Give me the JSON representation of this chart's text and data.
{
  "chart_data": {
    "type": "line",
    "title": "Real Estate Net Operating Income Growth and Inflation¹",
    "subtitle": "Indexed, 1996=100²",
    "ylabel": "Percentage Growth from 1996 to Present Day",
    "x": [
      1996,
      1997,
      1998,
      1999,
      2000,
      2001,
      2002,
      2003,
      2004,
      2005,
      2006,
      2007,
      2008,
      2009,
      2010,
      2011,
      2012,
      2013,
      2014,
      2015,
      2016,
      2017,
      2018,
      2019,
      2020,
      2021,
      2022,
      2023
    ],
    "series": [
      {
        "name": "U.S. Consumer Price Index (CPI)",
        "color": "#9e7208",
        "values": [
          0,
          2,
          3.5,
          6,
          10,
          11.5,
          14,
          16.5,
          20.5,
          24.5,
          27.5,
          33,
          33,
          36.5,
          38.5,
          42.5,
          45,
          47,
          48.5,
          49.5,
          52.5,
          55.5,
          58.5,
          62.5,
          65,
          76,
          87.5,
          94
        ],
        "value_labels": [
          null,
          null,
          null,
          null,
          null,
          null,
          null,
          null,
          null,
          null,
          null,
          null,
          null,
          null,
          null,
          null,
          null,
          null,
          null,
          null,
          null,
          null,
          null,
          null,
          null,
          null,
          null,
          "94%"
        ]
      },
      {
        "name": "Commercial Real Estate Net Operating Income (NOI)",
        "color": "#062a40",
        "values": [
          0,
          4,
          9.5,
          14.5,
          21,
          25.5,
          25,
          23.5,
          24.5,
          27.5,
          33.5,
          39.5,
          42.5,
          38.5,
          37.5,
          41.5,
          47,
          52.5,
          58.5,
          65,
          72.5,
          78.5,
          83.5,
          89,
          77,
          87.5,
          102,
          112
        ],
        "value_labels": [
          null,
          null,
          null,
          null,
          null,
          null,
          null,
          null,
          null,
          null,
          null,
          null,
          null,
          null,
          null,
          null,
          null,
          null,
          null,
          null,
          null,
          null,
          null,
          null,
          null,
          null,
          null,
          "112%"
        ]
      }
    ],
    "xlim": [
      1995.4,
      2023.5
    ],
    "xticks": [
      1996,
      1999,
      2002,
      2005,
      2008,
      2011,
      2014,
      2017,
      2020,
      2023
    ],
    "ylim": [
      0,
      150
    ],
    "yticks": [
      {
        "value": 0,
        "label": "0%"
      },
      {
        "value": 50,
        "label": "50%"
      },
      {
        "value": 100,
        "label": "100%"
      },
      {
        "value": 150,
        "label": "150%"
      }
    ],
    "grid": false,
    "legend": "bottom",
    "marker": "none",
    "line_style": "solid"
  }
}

_ _ _ _

Gather up the lines containing the word "Operating" from these records and copy them.

    "title": "Real Estate Net Operating Income Growth and Inflation¹",
        "name": "Commercial Real Estate Net Operating Income (NOI)",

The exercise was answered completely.